** What is asked **
Repeat each entry as written and leave the images out of the copy.

** Rows from a figure dataset **
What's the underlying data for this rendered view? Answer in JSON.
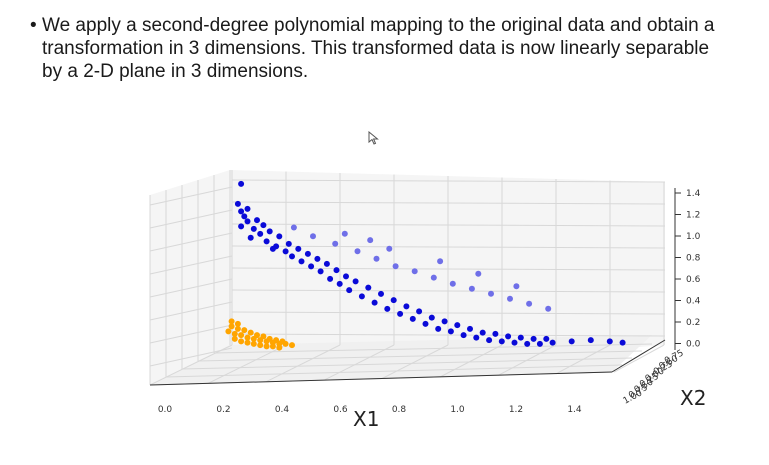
{
  "slide": {
    "bullet": "•",
    "text": "We apply a second-degree polynomial mapping to the original data and obtain a transformation in 3 dimensions. This transformed data is now linearly separable by a 2-D plane in 3 dimensions."
  },
  "icons": {
    "cursor": "mouse-pointer-icon"
  },
  "colors": {
    "class_a": "#0a0ad8",
    "class_a_light": "#6f6fe8",
    "class_b": "#ffa500",
    "grid": "#d8d8d8"
  },
  "chart_data": {
    "type": "scatter",
    "projection": "3d",
    "xlabel": "X1",
    "ylabel": "X2",
    "x_ticks": [
      "0.0",
      "0.2",
      "0.4",
      "0.6",
      "0.8",
      "1.0",
      "1.2",
      "1.4"
    ],
    "z_ticks": [
      "1.4",
      "1.2",
      "1.0",
      "0.8",
      "0.6",
      "0.4",
      "0.2",
      "0.0"
    ],
    "y_ticks_visible": [
      "1.00",
      "0.75",
      "0.50",
      "0.25",
      "0.00",
      "-0.25",
      "-0.50",
      "-0.75"
    ],
    "xlim": [
      0.0,
      1.4
    ],
    "zlim": [
      0.0,
      1.4
    ],
    "series": [
      {
        "color": "#0a0ad8",
        "points": [
          [
            0.22,
            0.6,
            1.38
          ],
          [
            0.21,
            0.6,
            1.22
          ],
          [
            0.22,
            0.6,
            1.16
          ],
          [
            0.23,
            0.6,
            1.12
          ],
          [
            0.24,
            0.6,
            1.08
          ],
          [
            0.22,
            0.6,
            1.04
          ],
          [
            0.26,
            0.6,
            1.02
          ],
          [
            0.28,
            0.6,
            0.98
          ],
          [
            0.25,
            0.6,
            0.95
          ],
          [
            0.3,
            0.6,
            0.92
          ],
          [
            0.33,
            0.6,
            0.88
          ],
          [
            0.36,
            0.6,
            0.84
          ],
          [
            0.32,
            0.6,
            0.86
          ],
          [
            0.38,
            0.6,
            0.8
          ],
          [
            0.41,
            0.6,
            0.76
          ],
          [
            0.44,
            0.6,
            0.72
          ],
          [
            0.47,
            0.6,
            0.68
          ],
          [
            0.5,
            0.6,
            0.62
          ],
          [
            0.53,
            0.6,
            0.58
          ],
          [
            0.56,
            0.6,
            0.53
          ],
          [
            0.6,
            0.6,
            0.48
          ],
          [
            0.64,
            0.6,
            0.43
          ],
          [
            0.68,
            0.6,
            0.38
          ],
          [
            0.72,
            0.6,
            0.34
          ],
          [
            0.76,
            0.6,
            0.3
          ],
          [
            0.8,
            0.6,
            0.26
          ],
          [
            0.84,
            0.6,
            0.22
          ],
          [
            0.88,
            0.6,
            0.2
          ],
          [
            0.92,
            0.6,
            0.17
          ],
          [
            0.96,
            0.6,
            0.15
          ],
          [
            1.0,
            0.6,
            0.13
          ],
          [
            1.04,
            0.6,
            0.12
          ],
          [
            1.08,
            0.6,
            0.11
          ],
          [
            1.12,
            0.6,
            0.1
          ],
          [
            1.16,
            0.6,
            0.1
          ],
          [
            1.2,
            0.6,
            0.11
          ],
          [
            1.26,
            0.6,
            0.12
          ],
          [
            1.32,
            0.6,
            0.13
          ],
          [
            1.38,
            0.6,
            0.12
          ],
          [
            1.42,
            0.6,
            0.11
          ],
          [
            0.24,
            0.6,
            1.18
          ],
          [
            0.27,
            0.6,
            1.09
          ],
          [
            0.29,
            0.6,
            1.05
          ],
          [
            0.31,
            0.6,
            1.0
          ],
          [
            0.34,
            0.6,
            0.96
          ],
          [
            0.37,
            0.6,
            0.9
          ],
          [
            0.4,
            0.6,
            0.86
          ],
          [
            0.43,
            0.6,
            0.82
          ],
          [
            0.46,
            0.6,
            0.78
          ],
          [
            0.49,
            0.6,
            0.74
          ],
          [
            0.52,
            0.6,
            0.69
          ],
          [
            0.55,
            0.6,
            0.64
          ],
          [
            0.58,
            0.6,
            0.6
          ],
          [
            0.62,
            0.6,
            0.55
          ],
          [
            0.66,
            0.6,
            0.5
          ],
          [
            0.7,
            0.6,
            0.45
          ],
          [
            0.74,
            0.6,
            0.4
          ],
          [
            0.78,
            0.6,
            0.36
          ],
          [
            0.82,
            0.6,
            0.31
          ],
          [
            0.86,
            0.6,
            0.28
          ],
          [
            0.9,
            0.6,
            0.25
          ],
          [
            0.94,
            0.6,
            0.22
          ],
          [
            0.98,
            0.6,
            0.19
          ],
          [
            1.02,
            0.6,
            0.18
          ],
          [
            1.06,
            0.6,
            0.16
          ],
          [
            1.1,
            0.6,
            0.15
          ],
          [
            1.14,
            0.6,
            0.14
          ],
          [
            1.18,
            0.6,
            0.14
          ]
        ]
      },
      {
        "color": "#6f6fe8",
        "points": [
          [
            0.42,
            0.2,
            1.05
          ],
          [
            0.48,
            0.2,
            0.98
          ],
          [
            0.55,
            0.2,
            0.92
          ],
          [
            0.62,
            0.2,
            0.86
          ],
          [
            0.68,
            0.2,
            0.8
          ],
          [
            0.74,
            0.2,
            0.74
          ],
          [
            0.8,
            0.2,
            0.7
          ],
          [
            0.86,
            0.2,
            0.65
          ],
          [
            0.92,
            0.2,
            0.6
          ],
          [
            0.98,
            0.2,
            0.56
          ],
          [
            1.04,
            0.2,
            0.52
          ],
          [
            1.1,
            0.2,
            0.48
          ],
          [
            1.16,
            0.2,
            0.44
          ],
          [
            1.22,
            0.2,
            0.4
          ],
          [
            0.58,
            0.2,
            1.0
          ],
          [
            0.66,
            0.2,
            0.95
          ],
          [
            0.72,
            0.2,
            0.88
          ],
          [
            0.88,
            0.2,
            0.78
          ],
          [
            1.0,
            0.2,
            0.68
          ],
          [
            1.12,
            0.2,
            0.58
          ]
        ]
      },
      {
        "color": "#ffa500",
        "points": [
          [
            0.18,
            0.6,
            0.2
          ],
          [
            0.2,
            0.6,
            0.18
          ],
          [
            0.22,
            0.6,
            0.17
          ],
          [
            0.24,
            0.6,
            0.15
          ],
          [
            0.26,
            0.6,
            0.14
          ],
          [
            0.28,
            0.6,
            0.13
          ],
          [
            0.3,
            0.6,
            0.12
          ],
          [
            0.32,
            0.6,
            0.11
          ],
          [
            0.34,
            0.6,
            0.1
          ],
          [
            0.36,
            0.6,
            0.1
          ],
          [
            0.38,
            0.6,
            0.09
          ],
          [
            0.19,
            0.6,
            0.24
          ],
          [
            0.21,
            0.6,
            0.22
          ],
          [
            0.23,
            0.6,
            0.21
          ],
          [
            0.25,
            0.6,
            0.19
          ],
          [
            0.27,
            0.6,
            0.17
          ],
          [
            0.29,
            0.6,
            0.16
          ],
          [
            0.31,
            0.6,
            0.14
          ],
          [
            0.33,
            0.6,
            0.13
          ],
          [
            0.35,
            0.6,
            0.12
          ],
          [
            0.2,
            0.6,
            0.14
          ],
          [
            0.22,
            0.6,
            0.12
          ],
          [
            0.24,
            0.6,
            0.11
          ],
          [
            0.26,
            0.6,
            0.1
          ],
          [
            0.28,
            0.6,
            0.09
          ],
          [
            0.3,
            0.6,
            0.08
          ],
          [
            0.32,
            0.6,
            0.08
          ],
          [
            0.34,
            0.6,
            0.07
          ],
          [
            0.19,
            0.6,
            0.28
          ],
          [
            0.21,
            0.6,
            0.26
          ]
        ]
      }
    ]
  }
}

** Response below **
What's the underlying data for this rendered view? Answer in JSON.
{
  "slide": {
    "bullet": "•",
    "text": "We apply a second-degree polynomial mapping to the original data and obtain a transformation in 3 dimensions. This transformed data is now linearly separable by a 2-D plane in 3 dimensions."
  },
  "icons": {
    "cursor": "mouse-pointer-icon"
  },
  "colors": {
    "class_a": "#0a0ad8",
    "class_a_light": "#6f6fe8",
    "class_b": "#ffa500",
    "grid": "#d8d8d8"
  },
  "chart_data": {
    "type": "scatter",
    "projection": "3d",
    "xlabel": "X1",
    "ylabel": "X2",
    "x_ticks": [
      "0.0",
      "0.2",
      "0.4",
      "0.6",
      "0.8",
      "1.0",
      "1.2",
      "1.4"
    ],
    "z_ticks": [
      "1.4",
      "1.2",
      "1.0",
      "0.8",
      "0.6",
      "0.4",
      "0.2",
      "0.0"
    ],
    "y_ticks_visible": [
      "1.00",
      "0.75",
      "0.50",
      "0.25",
      "0.00",
      "-0.25",
      "-0.50",
      "-0.75"
    ],
    "xlim": [
      0.0,
      1.4
    ],
    "zlim": [
      0.0,
      1.4
    ],
    "series": [
      {
        "color": "#0a0ad8",
        "points": [
          [
            0.22,
            0.6,
            1.38
          ],
          [
            0.21,
            0.6,
            1.22
          ],
          [
            0.22,
            0.6,
            1.16
          ],
          [
            0.23,
            0.6,
            1.12
          ],
          [
            0.24,
            0.6,
            1.08
          ],
          [
            0.22,
            0.6,
            1.04
          ],
          [
            0.26,
            0.6,
            1.02
          ],
          [
            0.28,
            0.6,
            0.98
          ],
          [
            0.25,
            0.6,
            0.95
          ],
          [
            0.3,
            0.6,
            0.92
          ],
          [
            0.33,
            0.6,
            0.88
          ],
          [
            0.36,
            0.6,
            0.84
          ],
          [
            0.32,
            0.6,
            0.86
          ],
          [
            0.38,
            0.6,
            0.8
          ],
          [
            0.41,
            0.6,
            0.76
          ],
          [
            0.44,
            0.6,
            0.72
          ],
          [
            0.47,
            0.6,
            0.68
          ],
          [
            0.5,
            0.6,
            0.62
          ],
          [
            0.53,
            0.6,
            0.58
          ],
          [
            0.56,
            0.6,
            0.53
          ],
          [
            0.6,
            0.6,
            0.48
          ],
          [
            0.64,
            0.6,
            0.43
          ],
          [
            0.68,
            0.6,
            0.38
          ],
          [
            0.72,
            0.6,
            0.34
          ],
          [
            0.76,
            0.6,
            0.3
          ],
          [
            0.8,
            0.6,
            0.26
          ],
          [
            0.84,
            0.6,
            0.22
          ],
          [
            0.88,
            0.6,
            0.2
          ],
          [
            0.92,
            0.6,
            0.17
          ],
          [
            0.96,
            0.6,
            0.15
          ],
          [
            1.0,
            0.6,
            0.13
          ],
          [
            1.04,
            0.6,
            0.12
          ],
          [
            1.08,
            0.6,
            0.11
          ],
          [
            1.12,
            0.6,
            0.1
          ],
          [
            1.16,
            0.6,
            0.1
          ],
          [
            1.2,
            0.6,
            0.11
          ],
          [
            1.26,
            0.6,
            0.12
          ],
          [
            1.32,
            0.6,
            0.13
          ],
          [
            1.38,
            0.6,
            0.12
          ],
          [
            1.42,
            0.6,
            0.11
          ],
          [
            0.24,
            0.6,
            1.18
          ],
          [
            0.27,
            0.6,
            1.09
          ],
          [
            0.29,
            0.6,
            1.05
          ],
          [
            0.31,
            0.6,
            1.0
          ],
          [
            0.34,
            0.6,
            0.96
          ],
          [
            0.37,
            0.6,
            0.9
          ],
          [
            0.4,
            0.6,
            0.86
          ],
          [
            0.43,
            0.6,
            0.82
          ],
          [
            0.46,
            0.6,
            0.78
          ],
          [
            0.49,
            0.6,
            0.74
          ],
          [
            0.52,
            0.6,
            0.69
          ],
          [
            0.55,
            0.6,
            0.64
          ],
          [
            0.58,
            0.6,
            0.6
          ],
          [
            0.62,
            0.6,
            0.55
          ],
          [
            0.66,
            0.6,
            0.5
          ],
          [
            0.7,
            0.6,
            0.45
          ],
          [
            0.74,
            0.6,
            0.4
          ],
          [
            0.78,
            0.6,
            0.36
          ],
          [
            0.82,
            0.6,
            0.31
          ],
          [
            0.86,
            0.6,
            0.28
          ],
          [
            0.9,
            0.6,
            0.25
          ],
          [
            0.94,
            0.6,
            0.22
          ],
          [
            0.98,
            0.6,
            0.19
          ],
          [
            1.02,
            0.6,
            0.18
          ],
          [
            1.06,
            0.6,
            0.16
          ],
          [
            1.1,
            0.6,
            0.15
          ],
          [
            1.14,
            0.6,
            0.14
          ],
          [
            1.18,
            0.6,
            0.14
          ]
        ]
      },
      {
        "color": "#6f6fe8",
        "points": [
          [
            0.42,
            0.2,
            1.05
          ],
          [
            0.48,
            0.2,
            0.98
          ],
          [
            0.55,
            0.2,
            0.92
          ],
          [
            0.62,
            0.2,
            0.86
          ],
          [
            0.68,
            0.2,
            0.8
          ],
          [
            0.74,
            0.2,
            0.74
          ],
          [
            0.8,
            0.2,
            0.7
          ],
          [
            0.86,
            0.2,
            0.65
          ],
          [
            0.92,
            0.2,
            0.6
          ],
          [
            0.98,
            0.2,
            0.56
          ],
          [
            1.04,
            0.2,
            0.52
          ],
          [
            1.1,
            0.2,
            0.48
          ],
          [
            1.16,
            0.2,
            0.44
          ],
          [
            1.22,
            0.2,
            0.4
          ],
          [
            0.58,
            0.2,
            1.0
          ],
          [
            0.66,
            0.2,
            0.95
          ],
          [
            0.72,
            0.2,
            0.88
          ],
          [
            0.88,
            0.2,
            0.78
          ],
          [
            1.0,
            0.2,
            0.68
          ],
          [
            1.12,
            0.2,
            0.58
          ]
        ]
      },
      {
        "color": "#ffa500",
        "points": [
          [
            0.18,
            0.6,
            0.2
          ],
          [
            0.2,
            0.6,
            0.18
          ],
          [
            0.22,
            0.6,
            0.17
          ],
          [
            0.24,
            0.6,
            0.15
          ],
          [
            0.26,
            0.6,
            0.14
          ],
          [
            0.28,
            0.6,
            0.13
          ],
          [
            0.3,
            0.6,
            0.12
          ],
          [
            0.32,
            0.6,
            0.11
          ],
          [
            0.34,
            0.6,
            0.1
          ],
          [
            0.36,
            0.6,
            0.1
          ],
          [
            0.38,
            0.6,
            0.09
          ],
          [
            0.19,
            0.6,
            0.24
          ],
          [
            0.21,
            0.6,
            0.22
          ],
          [
            0.23,
            0.6,
            0.21
          ],
          [
            0.25,
            0.6,
            0.19
          ],
          [
            0.27,
            0.6,
            0.17
          ],
          [
            0.29,
            0.6,
            0.16
          ],
          [
            0.31,
            0.6,
            0.14
          ],
          [
            0.33,
            0.6,
            0.13
          ],
          [
            0.35,
            0.6,
            0.12
          ],
          [
            0.2,
            0.6,
            0.14
          ],
          [
            0.22,
            0.6,
            0.12
          ],
          [
            0.24,
            0.6,
            0.11
          ],
          [
            0.26,
            0.6,
            0.1
          ],
          [
            0.28,
            0.6,
            0.09
          ],
          [
            0.3,
            0.6,
            0.08
          ],
          [
            0.32,
            0.6,
            0.08
          ],
          [
            0.34,
            0.6,
            0.07
          ],
          [
            0.19,
            0.6,
            0.28
          ],
          [
            0.21,
            0.6,
            0.26
          ]
        ]
      }
    ]
  }
}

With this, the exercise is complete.